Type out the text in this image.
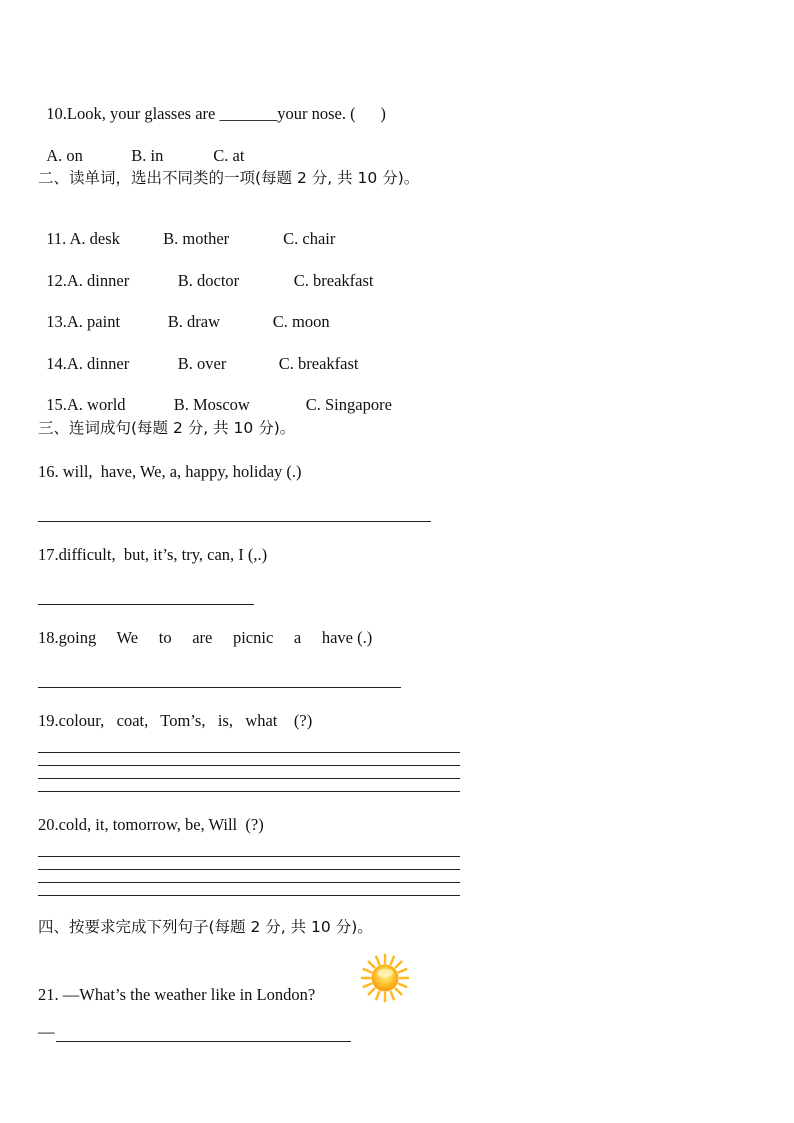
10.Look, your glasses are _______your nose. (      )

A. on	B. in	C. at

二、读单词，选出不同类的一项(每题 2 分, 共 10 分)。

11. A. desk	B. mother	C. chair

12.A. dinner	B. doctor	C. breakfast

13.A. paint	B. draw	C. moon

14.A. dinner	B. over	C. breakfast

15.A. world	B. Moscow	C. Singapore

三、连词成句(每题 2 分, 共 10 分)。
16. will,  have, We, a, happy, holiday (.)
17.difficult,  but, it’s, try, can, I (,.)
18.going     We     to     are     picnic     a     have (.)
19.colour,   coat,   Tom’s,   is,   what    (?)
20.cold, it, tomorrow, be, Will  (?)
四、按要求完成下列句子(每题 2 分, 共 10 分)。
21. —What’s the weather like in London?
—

> [Written request]: Leave out the pictures and transcribe the entries above exactly.

> [Task answer]:
Type out the text in this image.
10.Look, your glasses are _______your nose. (      )

A. on	B. in	C. at

二、读单词，选出不同类的一项(每题 2 分, 共 10 分)。

11. A. desk	B. mother	C. chair

12.A. dinner	B. doctor	C. breakfast

13.A. paint	B. draw	C. moon

14.A. dinner	B. over	C. breakfast

15.A. world	B. Moscow	C. Singapore

三、连词成句(每题 2 分, 共 10 分)。
16. will,  have, We, a, happy, holiday (.)
17.difficult,  but, it’s, try, can, I (,.)
18.going     We     to     are     picnic     a     have (.)
19.colour,   coat,   Tom’s,   is,   what    (?)
20.cold, it, tomorrow, be, Will  (?)
四、按要求完成下列句子(每题 2 分, 共 10 分)。
21. —What’s the weather like in London?
—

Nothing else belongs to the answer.